— Start of Input material —
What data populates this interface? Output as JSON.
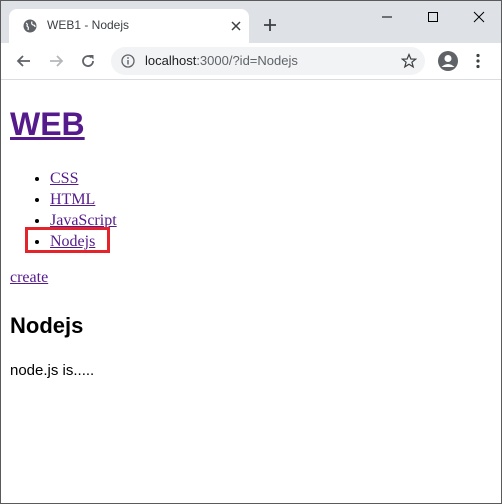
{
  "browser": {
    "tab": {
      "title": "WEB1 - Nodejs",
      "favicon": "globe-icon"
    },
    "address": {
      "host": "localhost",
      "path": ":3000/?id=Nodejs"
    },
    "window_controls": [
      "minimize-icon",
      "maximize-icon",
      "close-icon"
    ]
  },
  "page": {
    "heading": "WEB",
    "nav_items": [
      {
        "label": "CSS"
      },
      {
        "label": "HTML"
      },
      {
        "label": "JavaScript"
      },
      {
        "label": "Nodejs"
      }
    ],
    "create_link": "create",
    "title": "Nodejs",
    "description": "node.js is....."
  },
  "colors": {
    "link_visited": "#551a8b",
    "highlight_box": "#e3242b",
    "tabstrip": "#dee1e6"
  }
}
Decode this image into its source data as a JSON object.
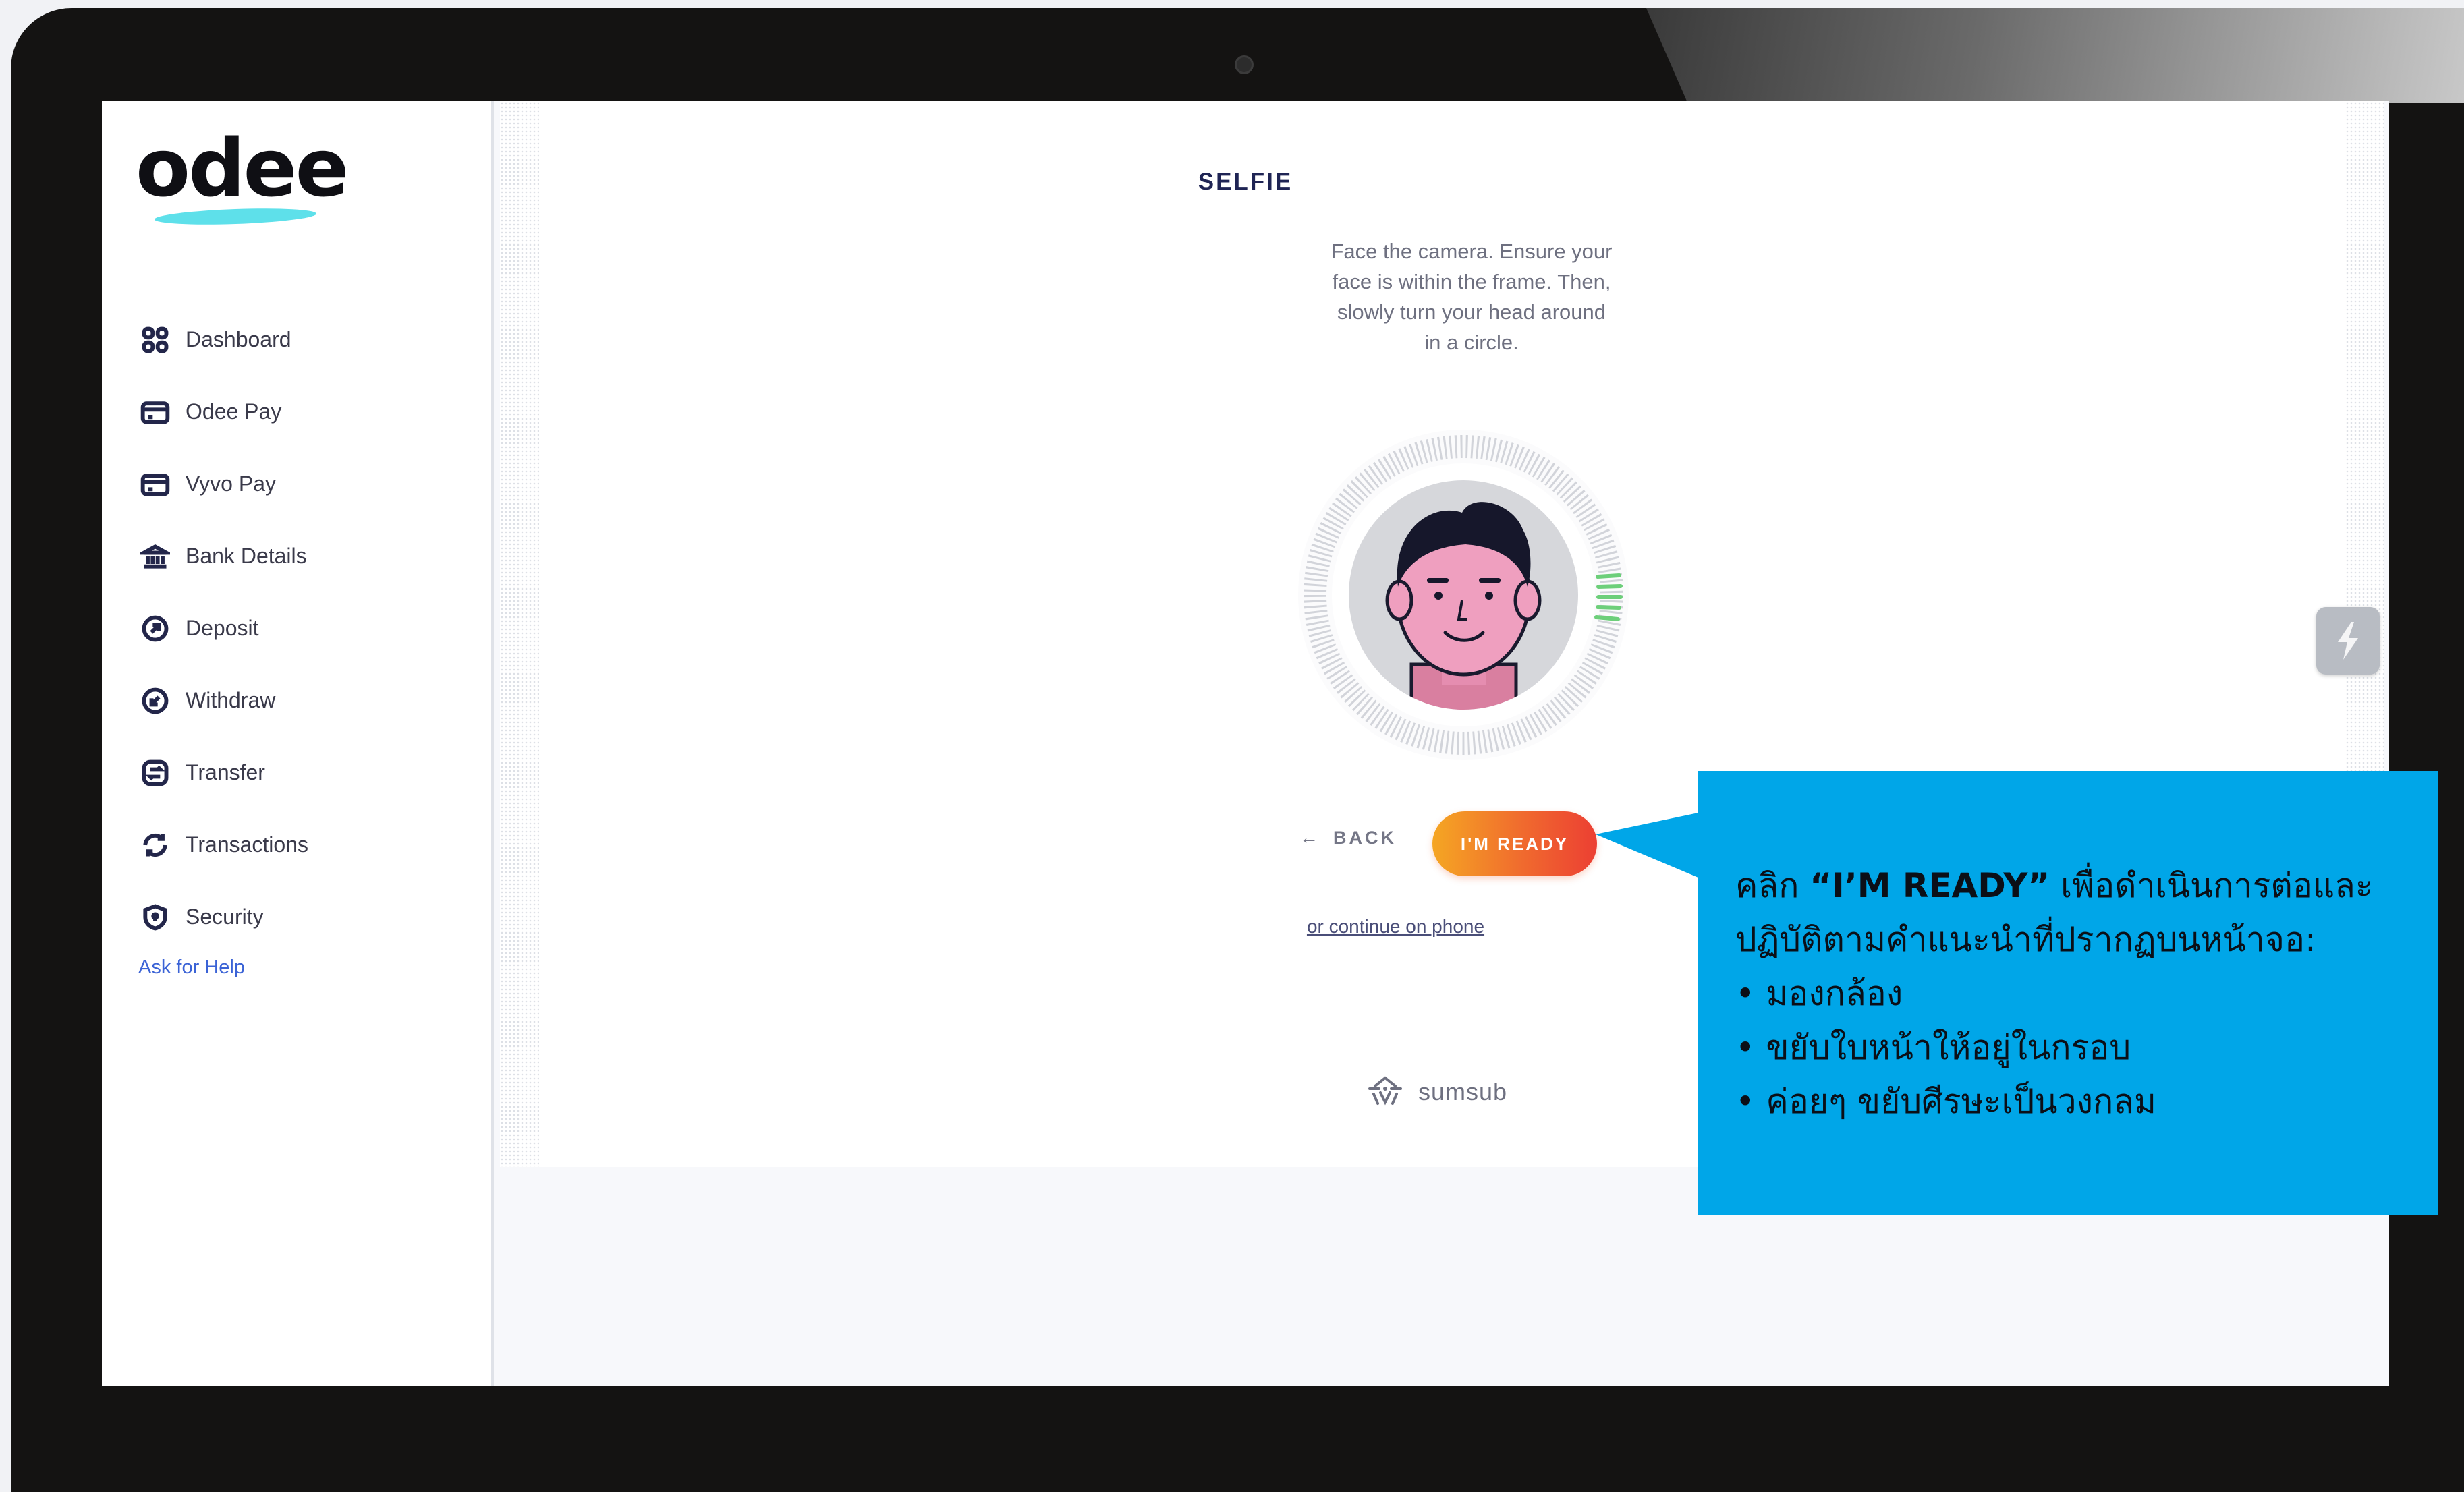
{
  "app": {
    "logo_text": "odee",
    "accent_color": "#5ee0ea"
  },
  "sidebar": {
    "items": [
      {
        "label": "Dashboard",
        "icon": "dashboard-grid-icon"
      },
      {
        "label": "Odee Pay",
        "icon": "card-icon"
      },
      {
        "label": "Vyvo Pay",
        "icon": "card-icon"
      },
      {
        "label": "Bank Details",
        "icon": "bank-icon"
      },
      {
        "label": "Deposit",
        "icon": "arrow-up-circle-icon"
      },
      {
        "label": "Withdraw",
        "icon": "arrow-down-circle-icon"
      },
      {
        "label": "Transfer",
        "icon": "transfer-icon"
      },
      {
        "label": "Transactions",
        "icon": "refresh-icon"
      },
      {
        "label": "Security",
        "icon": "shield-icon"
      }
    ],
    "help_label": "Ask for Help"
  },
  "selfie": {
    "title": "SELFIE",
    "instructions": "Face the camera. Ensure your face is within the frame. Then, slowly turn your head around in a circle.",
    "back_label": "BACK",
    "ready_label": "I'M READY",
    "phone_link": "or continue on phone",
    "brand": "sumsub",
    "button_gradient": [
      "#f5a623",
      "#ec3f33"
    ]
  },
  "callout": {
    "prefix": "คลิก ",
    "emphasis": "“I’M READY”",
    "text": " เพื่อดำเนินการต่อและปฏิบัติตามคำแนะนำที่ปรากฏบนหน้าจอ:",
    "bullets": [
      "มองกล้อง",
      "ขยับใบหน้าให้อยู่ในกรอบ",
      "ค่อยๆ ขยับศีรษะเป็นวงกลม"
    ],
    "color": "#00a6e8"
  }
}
— End of Input material —
* Problem details
Return all the entries word for word, but omit any pictures they contain.

* The response
What data populates this interface? Output as JSON.
{
  "browser": {
    "tab": {
      "title": "WEB1 - Nodejs",
      "favicon": "globe-icon"
    },
    "address": {
      "host": "localhost",
      "path": ":3000/?id=Nodejs"
    },
    "window_controls": [
      "minimize-icon",
      "maximize-icon",
      "close-icon"
    ]
  },
  "page": {
    "heading": "WEB",
    "nav_items": [
      {
        "label": "CSS"
      },
      {
        "label": "HTML"
      },
      {
        "label": "JavaScript"
      },
      {
        "label": "Nodejs"
      }
    ],
    "create_link": "create",
    "title": "Nodejs",
    "description": "node.js is....."
  },
  "colors": {
    "link_visited": "#551a8b",
    "highlight_box": "#e3242b",
    "tabstrip": "#dee1e6"
  }
}
Decode this image into its source data as a JSON object.
{
  "app": {
    "logo_text": "odee",
    "accent_color": "#5ee0ea"
  },
  "sidebar": {
    "items": [
      {
        "label": "Dashboard",
        "icon": "dashboard-grid-icon"
      },
      {
        "label": "Odee Pay",
        "icon": "card-icon"
      },
      {
        "label": "Vyvo Pay",
        "icon": "card-icon"
      },
      {
        "label": "Bank Details",
        "icon": "bank-icon"
      },
      {
        "label": "Deposit",
        "icon": "arrow-up-circle-icon"
      },
      {
        "label": "Withdraw",
        "icon": "arrow-down-circle-icon"
      },
      {
        "label": "Transfer",
        "icon": "transfer-icon"
      },
      {
        "label": "Transactions",
        "icon": "refresh-icon"
      },
      {
        "label": "Security",
        "icon": "shield-icon"
      }
    ],
    "help_label": "Ask for Help"
  },
  "selfie": {
    "title": "SELFIE",
    "instructions": "Face the camera. Ensure your face is within the frame. Then, slowly turn your head around in a circle.",
    "back_label": "BACK",
    "ready_label": "I'M READY",
    "phone_link": "or continue on phone",
    "brand": "sumsub",
    "button_gradient": [
      "#f5a623",
      "#ec3f33"
    ]
  },
  "callout": {
    "prefix": "คลิก ",
    "emphasis": "“I’M READY”",
    "text": " เพื่อดำเนินการต่อและปฏิบัติตามคำแนะนำที่ปรากฏบนหน้าจอ:",
    "bullets": [
      "มองกล้อง",
      "ขยับใบหน้าให้อยู่ในกรอบ",
      "ค่อยๆ ขยับศีรษะเป็นวงกลม"
    ],
    "color": "#00a6e8"
  }
}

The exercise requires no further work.